• _WHAT IS EXPECTED_
Write out the whole listing again, exactly as given.

• _DATA TO PROCESS_
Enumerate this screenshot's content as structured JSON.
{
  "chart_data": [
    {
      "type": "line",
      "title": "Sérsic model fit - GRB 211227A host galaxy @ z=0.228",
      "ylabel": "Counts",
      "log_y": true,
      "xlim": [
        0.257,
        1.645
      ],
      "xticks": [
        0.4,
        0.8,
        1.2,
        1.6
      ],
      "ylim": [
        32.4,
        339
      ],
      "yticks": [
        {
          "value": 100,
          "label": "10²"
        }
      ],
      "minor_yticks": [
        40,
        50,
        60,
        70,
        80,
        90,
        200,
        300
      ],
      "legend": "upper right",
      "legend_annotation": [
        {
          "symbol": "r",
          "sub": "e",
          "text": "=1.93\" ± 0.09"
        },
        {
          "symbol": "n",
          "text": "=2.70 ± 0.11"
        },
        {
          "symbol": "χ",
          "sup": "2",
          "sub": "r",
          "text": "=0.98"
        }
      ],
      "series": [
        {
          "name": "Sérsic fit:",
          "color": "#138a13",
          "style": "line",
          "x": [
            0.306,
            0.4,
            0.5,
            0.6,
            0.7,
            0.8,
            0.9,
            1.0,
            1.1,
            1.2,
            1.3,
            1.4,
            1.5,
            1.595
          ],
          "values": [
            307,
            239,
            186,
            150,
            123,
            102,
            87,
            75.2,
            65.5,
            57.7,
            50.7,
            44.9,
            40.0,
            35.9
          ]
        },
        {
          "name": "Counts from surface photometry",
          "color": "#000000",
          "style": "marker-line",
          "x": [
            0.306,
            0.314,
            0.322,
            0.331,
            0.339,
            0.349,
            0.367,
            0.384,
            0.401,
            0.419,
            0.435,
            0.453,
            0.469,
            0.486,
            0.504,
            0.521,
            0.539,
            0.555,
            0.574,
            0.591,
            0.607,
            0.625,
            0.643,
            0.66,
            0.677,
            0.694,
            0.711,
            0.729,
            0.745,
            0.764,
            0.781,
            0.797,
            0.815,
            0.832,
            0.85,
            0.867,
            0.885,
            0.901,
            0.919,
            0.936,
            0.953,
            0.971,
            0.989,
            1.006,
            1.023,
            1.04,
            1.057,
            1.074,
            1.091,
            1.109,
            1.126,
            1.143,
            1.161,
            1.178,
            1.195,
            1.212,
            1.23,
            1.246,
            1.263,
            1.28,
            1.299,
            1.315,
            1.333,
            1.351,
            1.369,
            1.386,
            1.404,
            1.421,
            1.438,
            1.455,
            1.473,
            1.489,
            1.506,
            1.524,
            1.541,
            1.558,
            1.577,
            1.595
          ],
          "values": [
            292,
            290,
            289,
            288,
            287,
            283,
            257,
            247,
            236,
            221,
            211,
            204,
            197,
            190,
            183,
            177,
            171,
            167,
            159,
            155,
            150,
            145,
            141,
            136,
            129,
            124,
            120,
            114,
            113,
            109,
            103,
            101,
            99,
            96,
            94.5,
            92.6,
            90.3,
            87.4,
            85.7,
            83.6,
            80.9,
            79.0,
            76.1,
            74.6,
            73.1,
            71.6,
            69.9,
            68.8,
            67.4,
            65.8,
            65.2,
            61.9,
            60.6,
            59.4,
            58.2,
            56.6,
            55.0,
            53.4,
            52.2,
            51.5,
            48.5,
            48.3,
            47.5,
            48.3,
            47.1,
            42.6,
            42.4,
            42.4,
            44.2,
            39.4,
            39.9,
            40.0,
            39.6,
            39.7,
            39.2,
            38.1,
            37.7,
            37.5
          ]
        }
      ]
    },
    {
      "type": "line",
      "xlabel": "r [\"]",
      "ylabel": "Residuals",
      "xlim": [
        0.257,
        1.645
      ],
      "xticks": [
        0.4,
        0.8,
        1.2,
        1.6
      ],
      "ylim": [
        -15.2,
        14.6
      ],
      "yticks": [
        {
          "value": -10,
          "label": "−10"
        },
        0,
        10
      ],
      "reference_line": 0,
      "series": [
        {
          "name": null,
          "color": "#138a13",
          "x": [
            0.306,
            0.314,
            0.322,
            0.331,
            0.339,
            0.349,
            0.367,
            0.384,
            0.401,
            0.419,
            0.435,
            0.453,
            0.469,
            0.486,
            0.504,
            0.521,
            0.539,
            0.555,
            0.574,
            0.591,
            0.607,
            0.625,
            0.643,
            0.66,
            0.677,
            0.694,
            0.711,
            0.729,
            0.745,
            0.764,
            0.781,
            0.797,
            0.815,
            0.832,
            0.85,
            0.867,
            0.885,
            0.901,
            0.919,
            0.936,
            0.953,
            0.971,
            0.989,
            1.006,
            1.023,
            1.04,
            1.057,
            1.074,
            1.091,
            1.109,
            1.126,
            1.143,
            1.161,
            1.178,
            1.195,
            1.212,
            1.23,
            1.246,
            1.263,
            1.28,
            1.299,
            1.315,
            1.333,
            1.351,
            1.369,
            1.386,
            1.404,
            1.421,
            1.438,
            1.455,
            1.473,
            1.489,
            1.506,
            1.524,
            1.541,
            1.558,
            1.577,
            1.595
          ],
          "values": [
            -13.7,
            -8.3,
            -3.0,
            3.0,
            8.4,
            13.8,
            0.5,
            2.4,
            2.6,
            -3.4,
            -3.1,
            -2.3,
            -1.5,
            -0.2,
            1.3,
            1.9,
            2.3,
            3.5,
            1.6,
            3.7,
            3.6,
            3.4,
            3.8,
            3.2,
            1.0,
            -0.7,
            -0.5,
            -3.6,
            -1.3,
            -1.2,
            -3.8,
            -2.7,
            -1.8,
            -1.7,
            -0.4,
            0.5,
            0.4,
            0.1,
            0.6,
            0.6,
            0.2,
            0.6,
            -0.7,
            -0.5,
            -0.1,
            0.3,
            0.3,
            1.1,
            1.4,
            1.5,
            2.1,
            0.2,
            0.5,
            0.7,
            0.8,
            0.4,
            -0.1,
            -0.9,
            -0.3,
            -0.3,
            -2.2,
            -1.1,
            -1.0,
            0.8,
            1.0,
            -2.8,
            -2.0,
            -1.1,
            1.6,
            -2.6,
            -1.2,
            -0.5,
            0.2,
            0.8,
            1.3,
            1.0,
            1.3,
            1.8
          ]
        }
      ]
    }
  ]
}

• _SOLUTION TO THIS PROBLEM_
Enumerate this screenshot's content as structured JSON.
{
  "chart_data": [
    {
      "type": "line",
      "title": "Sérsic model fit - GRB 211227A host galaxy @ z=0.228",
      "ylabel": "Counts",
      "log_y": true,
      "xlim": [
        0.257,
        1.645
      ],
      "xticks": [
        0.4,
        0.8,
        1.2,
        1.6
      ],
      "ylim": [
        32.4,
        339
      ],
      "yticks": [
        {
          "value": 100,
          "label": "10²"
        }
      ],
      "minor_yticks": [
        40,
        50,
        60,
        70,
        80,
        90,
        200,
        300
      ],
      "legend": "upper right",
      "legend_annotation": [
        {
          "symbol": "r",
          "sub": "e",
          "text": "=1.93\" ± 0.09"
        },
        {
          "symbol": "n",
          "text": "=2.70 ± 0.11"
        },
        {
          "symbol": "χ",
          "sup": "2",
          "sub": "r",
          "text": "=0.98"
        }
      ],
      "series": [
        {
          "name": "Sérsic fit:",
          "color": "#138a13",
          "style": "line",
          "x": [
            0.306,
            0.4,
            0.5,
            0.6,
            0.7,
            0.8,
            0.9,
            1.0,
            1.1,
            1.2,
            1.3,
            1.4,
            1.5,
            1.595
          ],
          "values": [
            307,
            239,
            186,
            150,
            123,
            102,
            87,
            75.2,
            65.5,
            57.7,
            50.7,
            44.9,
            40.0,
            35.9
          ]
        },
        {
          "name": "Counts from surface photometry",
          "color": "#000000",
          "style": "marker-line",
          "x": [
            0.306,
            0.314,
            0.322,
            0.331,
            0.339,
            0.349,
            0.367,
            0.384,
            0.401,
            0.419,
            0.435,
            0.453,
            0.469,
            0.486,
            0.504,
            0.521,
            0.539,
            0.555,
            0.574,
            0.591,
            0.607,
            0.625,
            0.643,
            0.66,
            0.677,
            0.694,
            0.711,
            0.729,
            0.745,
            0.764,
            0.781,
            0.797,
            0.815,
            0.832,
            0.85,
            0.867,
            0.885,
            0.901,
            0.919,
            0.936,
            0.953,
            0.971,
            0.989,
            1.006,
            1.023,
            1.04,
            1.057,
            1.074,
            1.091,
            1.109,
            1.126,
            1.143,
            1.161,
            1.178,
            1.195,
            1.212,
            1.23,
            1.246,
            1.263,
            1.28,
            1.299,
            1.315,
            1.333,
            1.351,
            1.369,
            1.386,
            1.404,
            1.421,
            1.438,
            1.455,
            1.473,
            1.489,
            1.506,
            1.524,
            1.541,
            1.558,
            1.577,
            1.595
          ],
          "values": [
            292,
            290,
            289,
            288,
            287,
            283,
            257,
            247,
            236,
            221,
            211,
            204,
            197,
            190,
            183,
            177,
            171,
            167,
            159,
            155,
            150,
            145,
            141,
            136,
            129,
            124,
            120,
            114,
            113,
            109,
            103,
            101,
            99,
            96,
            94.5,
            92.6,
            90.3,
            87.4,
            85.7,
            83.6,
            80.9,
            79.0,
            76.1,
            74.6,
            73.1,
            71.6,
            69.9,
            68.8,
            67.4,
            65.8,
            65.2,
            61.9,
            60.6,
            59.4,
            58.2,
            56.6,
            55.0,
            53.4,
            52.2,
            51.5,
            48.5,
            48.3,
            47.5,
            48.3,
            47.1,
            42.6,
            42.4,
            42.4,
            44.2,
            39.4,
            39.9,
            40.0,
            39.6,
            39.7,
            39.2,
            38.1,
            37.7,
            37.5
          ]
        }
      ]
    },
    {
      "type": "line",
      "xlabel": "r [\"]",
      "ylabel": "Residuals",
      "xlim": [
        0.257,
        1.645
      ],
      "xticks": [
        0.4,
        0.8,
        1.2,
        1.6
      ],
      "ylim": [
        -15.2,
        14.6
      ],
      "yticks": [
        {
          "value": -10,
          "label": "−10"
        },
        0,
        10
      ],
      "reference_line": 0,
      "series": [
        {
          "name": null,
          "color": "#138a13",
          "x": [
            0.306,
            0.314,
            0.322,
            0.331,
            0.339,
            0.349,
            0.367,
            0.384,
            0.401,
            0.419,
            0.435,
            0.453,
            0.469,
            0.486,
            0.504,
            0.521,
            0.539,
            0.555,
            0.574,
            0.591,
            0.607,
            0.625,
            0.643,
            0.66,
            0.677,
            0.694,
            0.711,
            0.729,
            0.745,
            0.764,
            0.781,
            0.797,
            0.815,
            0.832,
            0.85,
            0.867,
            0.885,
            0.901,
            0.919,
            0.936,
            0.953,
            0.971,
            0.989,
            1.006,
            1.023,
            1.04,
            1.057,
            1.074,
            1.091,
            1.109,
            1.126,
            1.143,
            1.161,
            1.178,
            1.195,
            1.212,
            1.23,
            1.246,
            1.263,
            1.28,
            1.299,
            1.315,
            1.333,
            1.351,
            1.369,
            1.386,
            1.404,
            1.421,
            1.438,
            1.455,
            1.473,
            1.489,
            1.506,
            1.524,
            1.541,
            1.558,
            1.577,
            1.595
          ],
          "values": [
            -13.7,
            -8.3,
            -3.0,
            3.0,
            8.4,
            13.8,
            0.5,
            2.4,
            2.6,
            -3.4,
            -3.1,
            -2.3,
            -1.5,
            -0.2,
            1.3,
            1.9,
            2.3,
            3.5,
            1.6,
            3.7,
            3.6,
            3.4,
            3.8,
            3.2,
            1.0,
            -0.7,
            -0.5,
            -3.6,
            -1.3,
            -1.2,
            -3.8,
            -2.7,
            -1.8,
            -1.7,
            -0.4,
            0.5,
            0.4,
            0.1,
            0.6,
            0.6,
            0.2,
            0.6,
            -0.7,
            -0.5,
            -0.1,
            0.3,
            0.3,
            1.1,
            1.4,
            1.5,
            2.1,
            0.2,
            0.5,
            0.7,
            0.8,
            0.4,
            -0.1,
            -0.9,
            -0.3,
            -0.3,
            -2.2,
            -1.1,
            -1.0,
            0.8,
            1.0,
            -2.8,
            -2.0,
            -1.1,
            1.6,
            -2.6,
            -1.2,
            -0.5,
            0.2,
            0.8,
            1.3,
            1.0,
            1.3,
            1.8
          ]
        }
      ]
    }
  ]
}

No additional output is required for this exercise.